=== What the exercise asks ===
Transcribe the stretch of data from the line containing "y-tick-label: 14.5% [30,109,62,120]" through the line containing "x-tick-label: 2020-01 [274,219,286,259]", both included, reproducing each line verbatim.

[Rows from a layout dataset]
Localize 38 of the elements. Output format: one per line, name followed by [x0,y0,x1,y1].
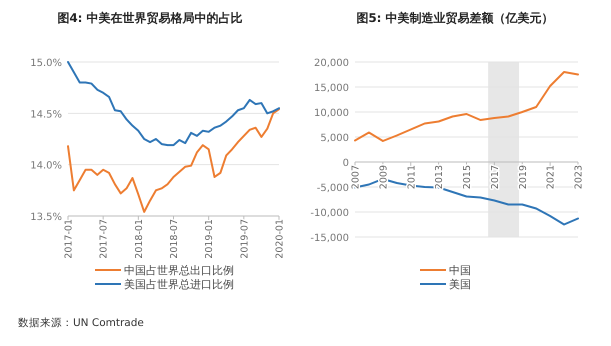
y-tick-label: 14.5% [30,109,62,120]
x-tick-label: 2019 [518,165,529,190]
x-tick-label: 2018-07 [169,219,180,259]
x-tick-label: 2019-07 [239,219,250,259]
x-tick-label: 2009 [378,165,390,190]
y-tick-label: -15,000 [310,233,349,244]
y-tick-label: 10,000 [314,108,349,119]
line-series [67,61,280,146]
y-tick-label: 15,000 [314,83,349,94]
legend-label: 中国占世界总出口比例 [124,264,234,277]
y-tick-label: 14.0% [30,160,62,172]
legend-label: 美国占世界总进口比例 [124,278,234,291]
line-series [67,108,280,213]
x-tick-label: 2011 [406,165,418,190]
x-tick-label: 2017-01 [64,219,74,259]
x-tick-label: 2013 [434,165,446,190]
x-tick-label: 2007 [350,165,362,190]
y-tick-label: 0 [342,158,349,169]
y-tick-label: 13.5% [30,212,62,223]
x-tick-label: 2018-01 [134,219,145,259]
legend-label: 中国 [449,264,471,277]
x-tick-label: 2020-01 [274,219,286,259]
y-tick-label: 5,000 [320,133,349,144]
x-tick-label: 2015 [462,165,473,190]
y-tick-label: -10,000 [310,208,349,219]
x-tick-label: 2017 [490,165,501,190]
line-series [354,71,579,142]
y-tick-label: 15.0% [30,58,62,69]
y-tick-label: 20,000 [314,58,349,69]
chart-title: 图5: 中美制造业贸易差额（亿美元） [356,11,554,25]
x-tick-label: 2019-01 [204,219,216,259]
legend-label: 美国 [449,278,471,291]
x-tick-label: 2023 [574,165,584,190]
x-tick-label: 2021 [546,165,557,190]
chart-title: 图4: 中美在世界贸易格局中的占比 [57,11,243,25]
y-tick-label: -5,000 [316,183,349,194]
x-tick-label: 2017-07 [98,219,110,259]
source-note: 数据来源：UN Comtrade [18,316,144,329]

=== Result of the task ===
y-tick-label: 14.5% [30,109,62,120]
x-tick-label: 2019 [518,165,529,190]
x-tick-label: 2018-07 [169,219,180,259]
x-tick-label: 2019-07 [239,219,250,259]
x-tick-label: 2009 [378,165,390,190]
y-tick-label: -15,000 [310,233,349,244]
y-tick-label: 10,000 [314,108,349,119]
line-series [67,61,280,146]
y-tick-label: 15,000 [314,83,349,94]
legend-label: 中国占世界总出口比例 [124,264,234,277]
y-tick-label: 14.0% [30,160,62,172]
legend-label: 美国占世界总进口比例 [124,278,234,291]
line-series [67,108,280,213]
x-tick-label: 2011 [406,165,418,190]
x-tick-label: 2017-01 [64,219,74,259]
x-tick-label: 2013 [434,165,446,190]
x-tick-label: 2007 [350,165,362,190]
y-tick-label: 0 [342,158,349,169]
y-tick-label: 13.5% [30,212,62,223]
x-tick-label: 2018-01 [134,219,145,259]
legend-label: 中国 [449,264,471,277]
x-tick-label: 2020-01 [274,219,286,259]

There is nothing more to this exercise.